Work required>
Search the material for "convivencia" and show all lines that contain it.

Provided records>
- - - - - - -
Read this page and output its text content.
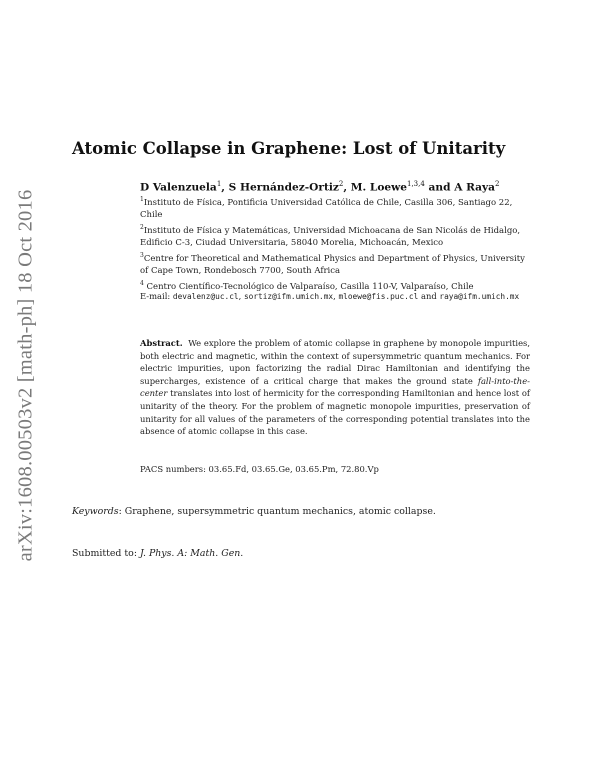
arXiv:1608.00503v2 [math-ph] 18 Oct 2016
Atomic Collapse in Graphene: Lost of Unitarity
D Valenzuela$^1$, S Hernández-Ortiz$^2$, M. Loewe$^{1,3,4}$ and A Raya$^2$

$^1$Instituto de Física, Pontificia Universidad Católica de Chile, Casilla 306, Santiago 22, Chile

$^2$Instituto de Física y Matemáticas, Universidad Michoacana de San Nicolás de Hidalgo, Edificio C-3, Ciudad Universitaria, 58040 Morelia, Michoacán, Mexico

$^3$Centre for Theoretical and Mathematical Physics and Department of Physics, University of Cape Town, Rondebosch 7700, South Africa

$^4$ Centro Científico-Tecnológico de Valparaíso, Casilla 110-V, Valparaíso, Chile

E-mail: devalenz@uc.cl, sortiz@ifm.umich.mx, mloewe@fis.puc.cl and raya@ifm.umich.mx

Abstract. We explore the problem of atomic collapse in graphene by monopole impurities, both electric and magnetic, within the context of supersymmetric quantum mechanics. For electric impurities, upon factorizing the radial Dirac Hamiltonian and identifying the supercharges, existence of a critical charge that makes the ground state fall-into-the-center translates into lost of hermicity for the corresponding Hamiltonian and hence lost of unitarity of the theory. For the problem of magnetic monopole impurities, preservation of unitarity for all values of the parameters of the corresponding potential translates into the absence of atomic collapse in this case.

PACS numbers: 03.65.Fd, 03.65.Ge, 03.65.Pm, 72.80.Vp
Keywords: Graphene, supersymmetric quantum mechanics, atomic collapse.
Submitted to: J. Phys. A: Math. Gen.
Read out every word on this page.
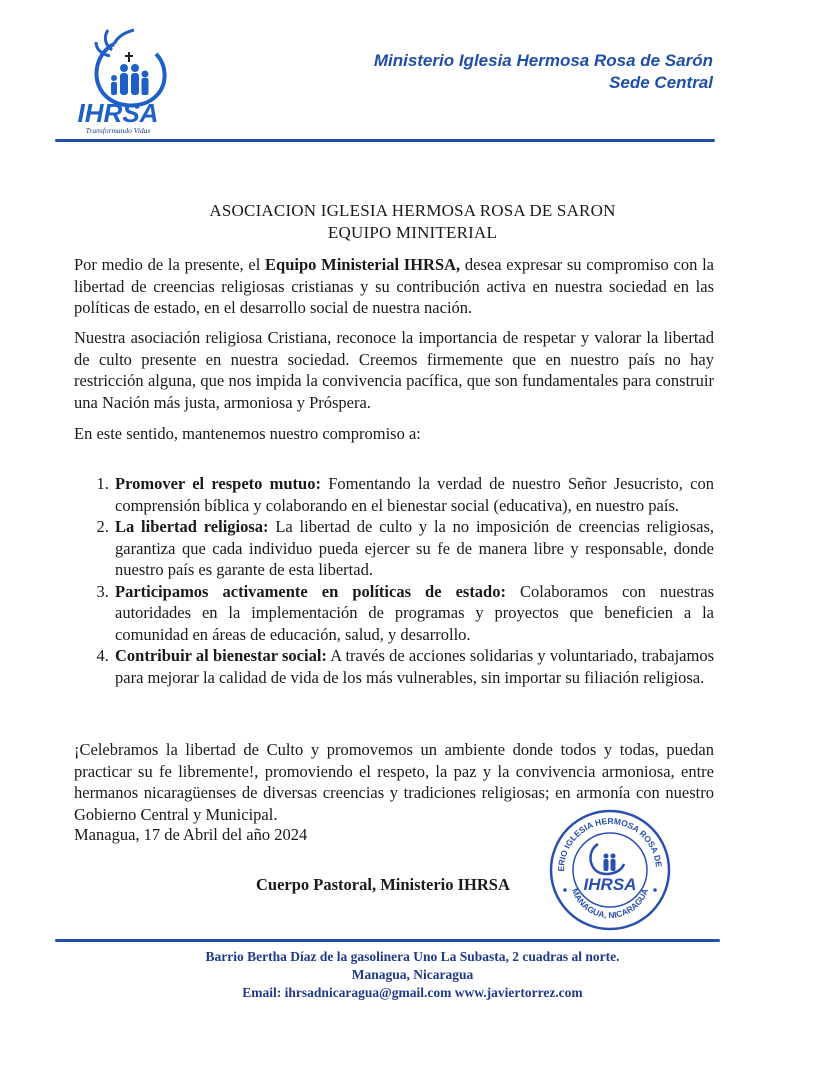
IHRSA
Transformando Vidas
Ministerio Iglesia Hermosa Rosa de Sarón
Sede Central
ASOCIACION IGLESIA HERMOSA ROSA DE SARON
EQUIPO MINITERIAL

Por medio de la presente, el Equipo Ministerial IHRSA, desea expresar su compromiso con la libertad de creencias religiosas cristianas y su contribución activa en nuestra sociedad en las políticas de estado, en el desarrollo social de nuestra nación.

Nuestra asociación religiosa Cristiana, reconoce la importancia de respetar y valorar la libertad de culto presente en nuestra sociedad. Creemos firmemente que en nuestro país no hay restricción alguna, que nos impida la convivencia pacífica, que son fundamentales para construir una Nación más justa, armoniosa y Próspera.

En este sentido, mantenemos nuestro compromiso a:

1. Promover el respeto mutuo: Fomentando la verdad de nuestro Señor Jesucristo, con comprensión bíblica y colaborando en el bienestar social (educativa), en nuestro país.
2. La libertad religiosa: La libertad de culto y la no imposición de creencias religiosas, garantiza que cada individuo pueda ejercer su fe de manera libre y responsable, donde nuestro país es garante de esta libertad.
3. Participamos activamente en políticas de estado: Colaboramos con nuestras autoridades en la implementación de programas y proyectos que beneficien a la comunidad en áreas de educación, salud, y desarrollo.
4. Contribuir al bienestar social: A través de acciones solidarias y voluntariado, trabajamos para mejorar la calidad de vida de los más vulnerables, sin importar su filiación religiosa.

¡Celebramos la libertad de Culto y promovemos un ambiente donde todos y todas, puedan practicar su fe libremente!, promoviendo el respeto, la paz y la convivencia armoniosa, entre hermanos nicaragüenses de diversas creencias y tradiciones religiosas; en armonía con nuestro Gobierno Central y Municipal.

Managua, 17 de Abril del año 2024
Cuerpo Pastoral, Ministerio IHRSA
ERIO IGLESIA HERMOSA ROSA DE
MANAGUA, NICARAGUA
IHRSA
Barrio Bertha Díaz de la gasolinera Uno La Subasta, 2 cuadras al norte.
Managua, Nicaragua
Email: ihrsadnicaragua@gmail.com www.javiertorrez.com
- - - - - - -
Written reply>
Nuestra asociación religiosa Cristiana, reconoce la importancia de respetar y valorar la libertad de culto presente en nuestra sociedad. Creemos firmemente que en nuestro país no hay restricción alguna, que nos impida la convivencia pacífica, que son fundamentales para construir una Nación más justa, armoniosa y Próspera.
¡Celebramos la libertad de Culto y promovemos un ambiente donde todos y todas, puedan practicar su fe libremente!, promoviendo el respeto, la paz y la convivencia armoniosa, entre hermanos nicaragüenses de diversas creencias y tradiciones religiosas; en armonía con nuestro Gobierno Central y Municipal.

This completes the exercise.